>> BEGIN SUPPLIED MATERIAL

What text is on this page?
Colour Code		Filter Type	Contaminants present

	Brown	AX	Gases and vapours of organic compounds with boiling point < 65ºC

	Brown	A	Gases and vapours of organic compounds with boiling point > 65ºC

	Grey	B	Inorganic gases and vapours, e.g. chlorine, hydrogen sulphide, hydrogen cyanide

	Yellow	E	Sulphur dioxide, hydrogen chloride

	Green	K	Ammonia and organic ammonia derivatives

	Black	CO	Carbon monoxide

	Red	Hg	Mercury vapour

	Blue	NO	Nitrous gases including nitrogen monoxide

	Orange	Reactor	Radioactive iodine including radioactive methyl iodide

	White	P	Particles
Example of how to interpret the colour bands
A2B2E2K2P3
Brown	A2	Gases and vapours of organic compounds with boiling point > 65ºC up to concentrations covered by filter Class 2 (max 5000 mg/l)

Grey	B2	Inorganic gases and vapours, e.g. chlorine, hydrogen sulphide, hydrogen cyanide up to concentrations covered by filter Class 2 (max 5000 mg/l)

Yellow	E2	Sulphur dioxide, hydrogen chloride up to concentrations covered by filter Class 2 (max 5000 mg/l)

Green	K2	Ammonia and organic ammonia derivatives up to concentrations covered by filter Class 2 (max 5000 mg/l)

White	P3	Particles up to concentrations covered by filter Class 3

>> END SUPPLIED MATERIAL

WORK REQUIRED | The records above are to be copied in full, exactly as written.

REPLY TO THE EXERCISE |
What text is on this page?
Colour Code		Filter Type	Contaminants present

	Brown	AX	Gases and vapours of organic compounds with boiling point < 65ºC

	Brown	A	Gases and vapours of organic compounds with boiling point > 65ºC

	Grey	B	Inorganic gases and vapours, e.g. chlorine, hydrogen sulphide, hydrogen cyanide

	Yellow	E	Sulphur dioxide, hydrogen chloride

	Green	K	Ammonia and organic ammonia derivatives

	Black	CO	Carbon monoxide

	Red	Hg	Mercury vapour

	Blue	NO	Nitrous gases including nitrogen monoxide

	Orange	Reactor	Radioactive iodine including radioactive methyl iodide

	White	P	Particles
Example of how to interpret the colour bands
A2B2E2K2P3
Brown	A2	Gases and vapours of organic compounds with boiling point > 65ºC up to concentrations covered by filter Class 2 (max 5000 mg/l)

Grey	B2	Inorganic gases and vapours, e.g. chlorine, hydrogen sulphide, hydrogen cyanide up to concentrations covered by filter Class 2 (max 5000 mg/l)

Yellow	E2	Sulphur dioxide, hydrogen chloride up to concentrations covered by filter Class 2 (max 5000 mg/l)

Green	K2	Ammonia and organic ammonia derivatives up to concentrations covered by filter Class 2 (max 5000 mg/l)

White	P3	Particles up to concentrations covered by filter Class 3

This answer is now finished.